▸ **Exercise**
Transcribe the listing below word for word.

*****

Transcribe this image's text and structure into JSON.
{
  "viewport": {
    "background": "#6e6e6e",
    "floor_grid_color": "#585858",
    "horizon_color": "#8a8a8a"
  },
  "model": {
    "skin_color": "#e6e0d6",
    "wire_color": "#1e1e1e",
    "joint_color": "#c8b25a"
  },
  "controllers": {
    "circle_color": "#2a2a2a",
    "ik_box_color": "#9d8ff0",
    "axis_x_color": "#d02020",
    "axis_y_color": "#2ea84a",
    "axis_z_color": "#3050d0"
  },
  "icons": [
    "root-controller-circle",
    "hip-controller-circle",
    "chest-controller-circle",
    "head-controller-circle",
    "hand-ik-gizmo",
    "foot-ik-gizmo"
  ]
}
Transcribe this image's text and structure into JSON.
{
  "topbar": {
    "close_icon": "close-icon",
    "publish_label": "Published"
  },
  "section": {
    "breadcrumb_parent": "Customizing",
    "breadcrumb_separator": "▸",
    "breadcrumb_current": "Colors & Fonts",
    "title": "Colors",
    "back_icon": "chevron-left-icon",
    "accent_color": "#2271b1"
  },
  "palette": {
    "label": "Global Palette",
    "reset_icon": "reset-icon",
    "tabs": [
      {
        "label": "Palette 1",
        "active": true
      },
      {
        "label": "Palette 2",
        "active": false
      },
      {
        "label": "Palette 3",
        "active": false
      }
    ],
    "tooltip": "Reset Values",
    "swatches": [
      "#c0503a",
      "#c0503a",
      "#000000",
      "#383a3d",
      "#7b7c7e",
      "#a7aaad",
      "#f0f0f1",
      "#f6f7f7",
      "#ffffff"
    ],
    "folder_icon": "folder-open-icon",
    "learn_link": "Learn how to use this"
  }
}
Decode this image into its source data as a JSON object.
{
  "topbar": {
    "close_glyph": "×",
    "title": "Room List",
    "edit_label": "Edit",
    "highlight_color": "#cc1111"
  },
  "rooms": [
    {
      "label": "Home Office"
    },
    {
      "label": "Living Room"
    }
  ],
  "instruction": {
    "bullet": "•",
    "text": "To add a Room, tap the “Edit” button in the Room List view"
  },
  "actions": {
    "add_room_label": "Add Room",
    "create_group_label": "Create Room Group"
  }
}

*****

▸ **Complete response**
Transcribe this image's text and structure into JSON.
{
  "viewport": {
    "background": "#6e6e6e",
    "floor_grid_color": "#585858",
    "horizon_color": "#8a8a8a"
  },
  "model": {
    "skin_color": "#e6e0d6",
    "wire_color": "#1e1e1e",
    "joint_color": "#c8b25a"
  },
  "controllers": {
    "circle_color": "#2a2a2a",
    "ik_box_color": "#9d8ff0",
    "axis_x_color": "#d02020",
    "axis_y_color": "#2ea84a",
    "axis_z_color": "#3050d0"
  },
  "icons": [
    "root-controller-circle",
    "hip-controller-circle",
    "chest-controller-circle",
    "head-controller-circle",
    "hand-ik-gizmo",
    "foot-ik-gizmo"
  ]
}
Transcribe this image's text and structure into JSON.
{
  "topbar": {
    "close_icon": "close-icon",
    "publish_label": "Published"
  },
  "section": {
    "breadcrumb_parent": "Customizing",
    "breadcrumb_separator": "▸",
    "breadcrumb_current": "Colors & Fonts",
    "title": "Colors",
    "back_icon": "chevron-left-icon",
    "accent_color": "#2271b1"
  },
  "palette": {
    "label": "Global Palette",
    "reset_icon": "reset-icon",
    "tabs": [
      {
        "label": "Palette 1",
        "active": true
      },
      {
        "label": "Palette 2",
        "active": false
      },
      {
        "label": "Palette 3",
        "active": false
      }
    ],
    "tooltip": "Reset Values",
    "swatches": [
      "#c0503a",
      "#c0503a",
      "#000000",
      "#383a3d",
      "#7b7c7e",
      "#a7aaad",
      "#f0f0f1",
      "#f6f7f7",
      "#ffffff"
    ],
    "folder_icon": "folder-open-icon",
    "learn_link": "Learn how to use this"
  }
}
Decode this image into its source data as a JSON object.
{
  "topbar": {
    "close_glyph": "×",
    "title": "Room List",
    "edit_label": "Edit",
    "highlight_color": "#cc1111"
  },
  "rooms": [
    {
      "label": "Home Office"
    },
    {
      "label": "Living Room"
    }
  ],
  "instruction": {
    "bullet": "•",
    "text": "To add a Room, tap the “Edit” button in the Room List view"
  },
  "actions": {
    "add_room_label": "Add Room",
    "create_group_label": "Create Room Group"
  }
}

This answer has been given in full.